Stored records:

--------

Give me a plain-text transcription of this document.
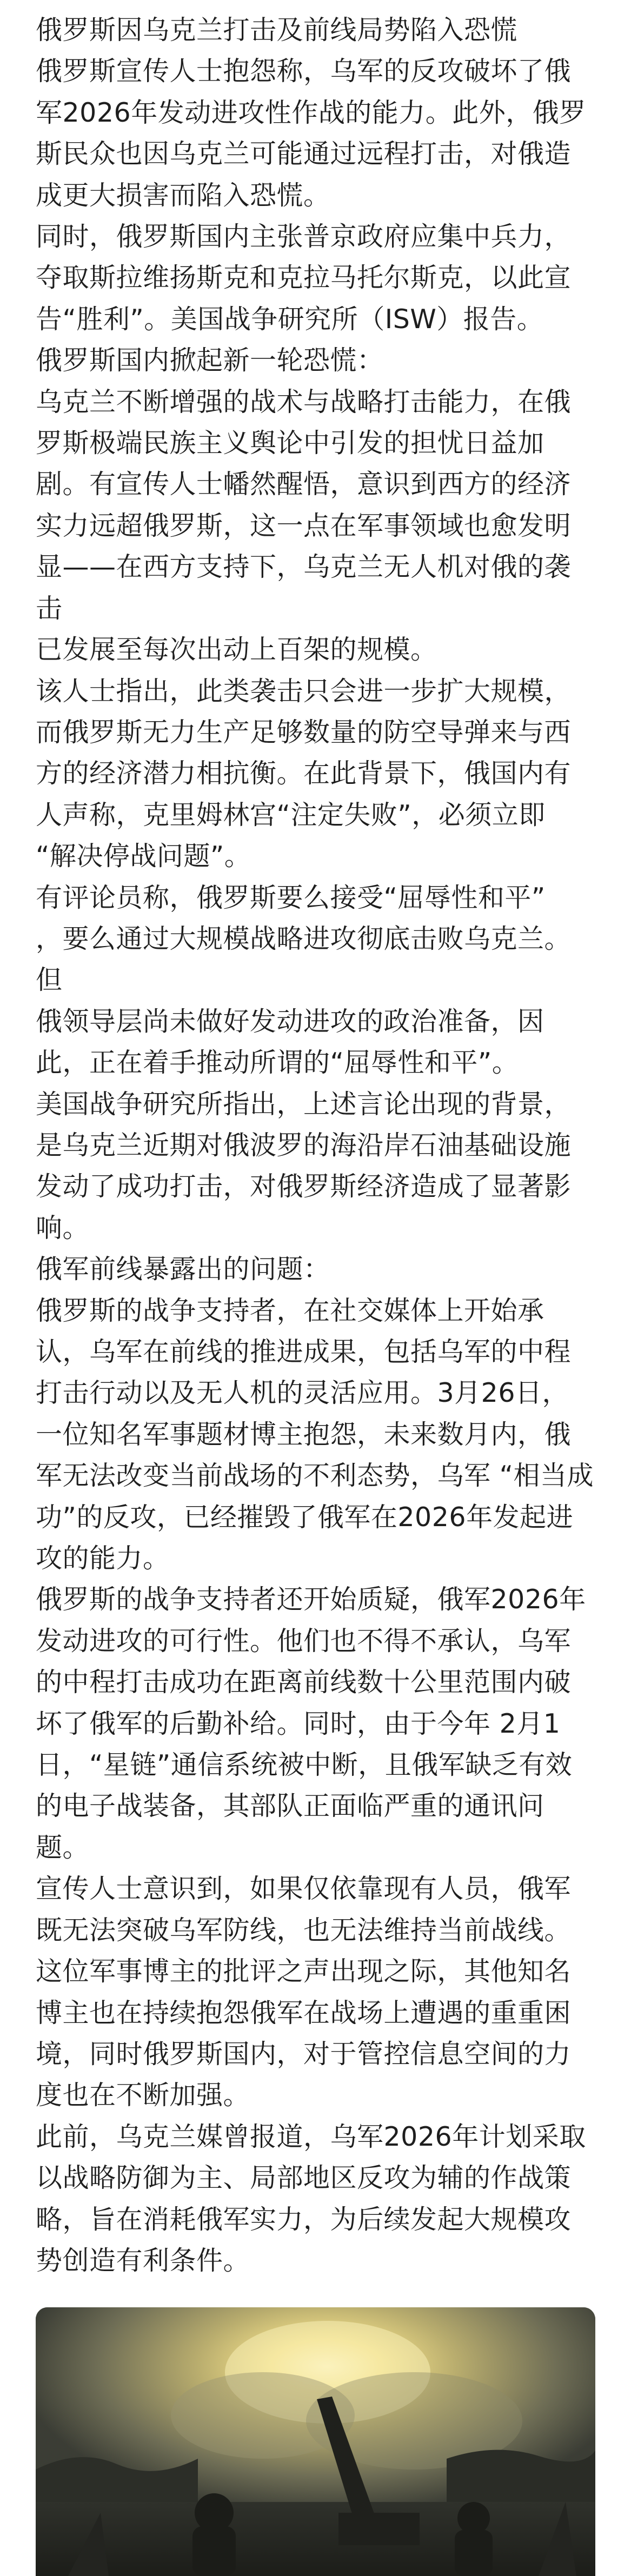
俄罗斯因乌克兰打击及前线局势陷入恐慌

俄罗斯宣传人士抱怨称，乌军的反攻破坏了俄
军2026年发动进攻性作战的能力。此外，俄罗
斯民众也因乌克兰可能通过远程打击，对俄造
成更大损害而陷入恐慌。

同时，俄罗斯国内主张普京政府应集中兵力，
夺取斯拉维扬斯克和克拉马托尔斯克，以此宣
告“胜利”。美国战争研究所（ISW）报告。

俄罗斯国内掀起新一轮恐慌：

乌克兰不断增强的战术与战略打击能力，在俄
罗斯极端民族主义舆论中引发的担忧日益加
剧。有宣传人士幡然醒悟，意识到西方的经济
实力远超俄罗斯，这一点在军事领域也愈发明
显——在西方支持下，乌克兰无人机对俄的袭击
已发展至每次出动上百架的规模。

该人士指出，此类袭击只会进一步扩大规模，
而俄罗斯无力生产足够数量的防空导弹来与西
方的经济潜力相抗衡。在此背景下，俄国内有
人声称，克里姆林宫“注定失败”，必须立即
“解决停战问题”。

有评论员称，俄罗斯要么接受“屈辱性和平”
，要么通过大规模战略进攻彻底击败乌克兰。但
俄领导层尚未做好发动进攻的政治准备，因
此，正在着手推动所谓的“屈辱性和平”。

美国战争研究所指出，上述言论出现的背景，
是乌克兰近期对俄波罗的海沿岸石油基础设施
发动了成功打击，对俄罗斯经济造成了显著影
响。

俄军前线暴露出的问题：

俄罗斯的战争支持者，在社交媒体上开始承
认，乌军在前线的推进成果，包括乌军的中程
打击行动以及无人机的灵活应用。3月26日，
一位知名军事题材博主抱怨，未来数月内，俄
军无法改变当前战场的不利态势，乌军 “相当成
功”的反攻，已经摧毁了俄军在2026年发起进
攻的能力。

俄罗斯的战争支持者还开始质疑，俄军2026年
发动进攻的可行性。他们也不得不承认，乌军
的中程打击成功在距离前线数十公里范围内破
坏了俄军的后勤补给。同时，由于今年 2月1
日，“星链”通信系统被中断，且俄军缺乏有效
的电子战装备，其部队正面临严重的通讯问题。

宣传人士意识到，如果仅依靠现有人员，俄军
既无法突破乌军防线，也无法维持当前战线。

这位军事博主的批评之声出现之际，其他知名
博主也在持续抱怨俄军在战场上遭遇的重重困
境，同时俄罗斯国内，对于管控信息空间的力
度也在不断加强。

此前，乌克兰媒曾报道，乌军2026年计划采取
以战略防御为主、局部地区反攻为辅的作战策
略，旨在消耗俄军实力，为后续发起大规模攻
势创造有利条件。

--------

Stated task: Copy every line of the data word for word, omitting the images.

In response:
Give me a plain-text transcription of this document.
俄罗斯因乌克兰打击及前线局势陷入恐慌

俄罗斯宣传人士抱怨称，乌军的反攻破坏了俄
军2026年发动进攻性作战的能力。此外，俄罗
斯民众也因乌克兰可能通过远程打击，对俄造
成更大损害而陷入恐慌。

同时，俄罗斯国内主张普京政府应集中兵力，
夺取斯拉维扬斯克和克拉马托尔斯克，以此宣
告“胜利”。美国战争研究所（ISW）报告。

俄罗斯国内掀起新一轮恐慌：

乌克兰不断增强的战术与战略打击能力，在俄
罗斯极端民族主义舆论中引发的担忧日益加
剧。有宣传人士幡然醒悟，意识到西方的经济
实力远超俄罗斯，这一点在军事领域也愈发明
显——在西方支持下，乌克兰无人机对俄的袭击
已发展至每次出动上百架的规模。

该人士指出，此类袭击只会进一步扩大规模，
而俄罗斯无力生产足够数量的防空导弹来与西
方的经济潜力相抗衡。在此背景下，俄国内有
人声称，克里姆林宫“注定失败”，必须立即
“解决停战问题”。

有评论员称，俄罗斯要么接受“屈辱性和平”
，要么通过大规模战略进攻彻底击败乌克兰。但
俄领导层尚未做好发动进攻的政治准备，因
此，正在着手推动所谓的“屈辱性和平”。

美国战争研究所指出，上述言论出现的背景，
是乌克兰近期对俄波罗的海沿岸石油基础设施
发动了成功打击，对俄罗斯经济造成了显著影
响。

俄军前线暴露出的问题：

俄罗斯的战争支持者，在社交媒体上开始承
认，乌军在前线的推进成果，包括乌军的中程
打击行动以及无人机的灵活应用。3月26日，
一位知名军事题材博主抱怨，未来数月内，俄
军无法改变当前战场的不利态势，乌军 “相当成
功”的反攻，已经摧毁了俄军在2026年发起进
攻的能力。

俄罗斯的战争支持者还开始质疑，俄军2026年
发动进攻的可行性。他们也不得不承认，乌军
的中程打击成功在距离前线数十公里范围内破
坏了俄军的后勤补给。同时，由于今年 2月1
日，“星链”通信系统被中断，且俄军缺乏有效
的电子战装备，其部队正面临严重的通讯问题。

宣传人士意识到，如果仅依靠现有人员，俄军
既无法突破乌军防线，也无法维持当前战线。

这位军事博主的批评之声出现之际，其他知名
博主也在持续抱怨俄军在战场上遭遇的重重困
境，同时俄罗斯国内，对于管控信息空间的力
度也在不断加强。

此前，乌克兰媒曾报道，乌军2026年计划采取
以战略防御为主、局部地区反攻为辅的作战策
略，旨在消耗俄军实力，为后续发起大规模攻
势创造有利条件。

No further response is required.